Extracted data entries
*-*-*

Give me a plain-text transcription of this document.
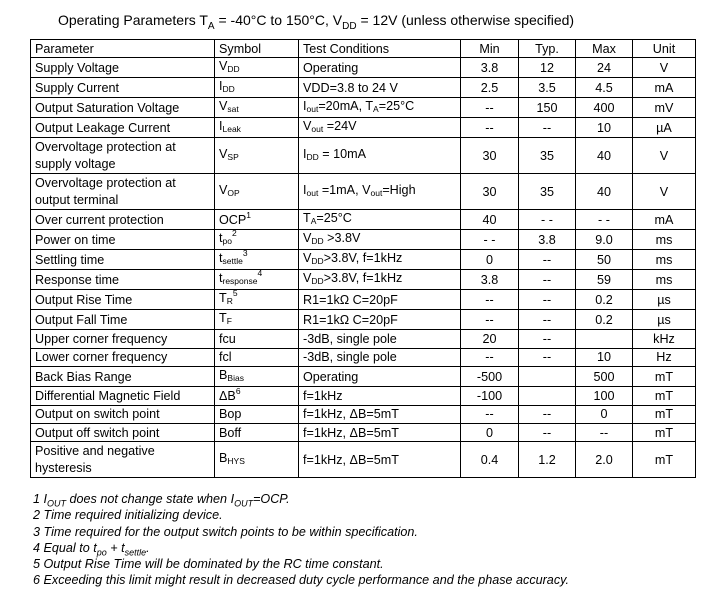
Operating Parameters $T_A = -40^\circ C$ to 150°C, $V_{DD} = 12V$ (unless otherwise specified)
Parameter	Symbol	Test Conditions	Min	Typ.	Max	Unit
Supply Voltage	$V_{DD}$	Operating	3.8	12	24	V
Supply Current	$I_{DD}$	VDD=3.8 to 24 V	2.5	3.5	4.5	mA
Output Saturation Voltage	$V_{sat}$	$I_{out}=20mA$, $T_A=25^\circ C$	--	150	400	mV
Output Leakage Current	$I_{Leak}$	$V_{out} =24V$	--	--	10	µA
Overvoltage protection at supply voltage	$V_{SP}$	$I_{DD} = 10mA$	30	35	40	V
Overvoltage protection at output terminal	$V_{OP}$	$I_{out} =1mA$, $V_{out}=High$	30	35	40	V
Over current protection	OCP$^1$	$T_A=25^\circ C$	40	- -	- -	mA
Power on time	$t_{po}^2$	$V_{DD} >3.8V$	- -	3.8	9.0	ms
Settling time	$t_{settle}^3$	$V_{DD}>3.8V$, f=1kHz	0	--	50	ms
Response time	$t_{response}^4$	$V_{DD}>3.8V$, f=1kHz	3.8	--	59	ms
Output Rise Time	$T_R^5$	R1=1kΩ C=20pF	--	--	0.2	µs
Output Fall Time	$T_F$	R1=1kΩ C=20pF	--	--	0.2	µs
Upper corner frequency	fcu	-3dB, single pole	20	--		kHz
Lower corner frequency	fcl	-3dB, single pole	--	--	10	Hz
Back Bias Range	$B_{Bias}$	Operating	-500		500	mT
Differential Magnetic Field	$\Delta B^6$	f=1kHz	-100		100	mT
Output on switch point	Bop	f=1kHz, ΔB=5mT	--	--	0	mT
Output off switch point	Boff	f=1kHz, ΔB=5mT	0	--	--	mT
Positive and negative hysteresis	$B_{HYS}$	f=1kHz, ΔB=5mT	0.4	1.2	2.0	mT
1 $I_{OUT}$ does not change state when $I_{OUT}=OCP$.
2 Time required initializing device.
3 Time required for the output switch points to be within specification.
4 Equal to $t_{po} + t_{settle}$.
5 Output Rise Time will be dominated by the RC time constant.
6 Exceeding this limit might result in decreased duty cycle performance and the phase accuracy.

*-*-*

- _Description of the task_: Filter the records above and return every line that holds the word "Overvoltage".

- _Exercise solution_:
Overvoltage protection at supply voltage	$V_{SP}$	$I_{DD} = 10mA$	30	35	40	V
Overvoltage protection at output terminal	$V_{OP}$	$I_{out} =1mA$, $V_{out}=High$	30	35	40	V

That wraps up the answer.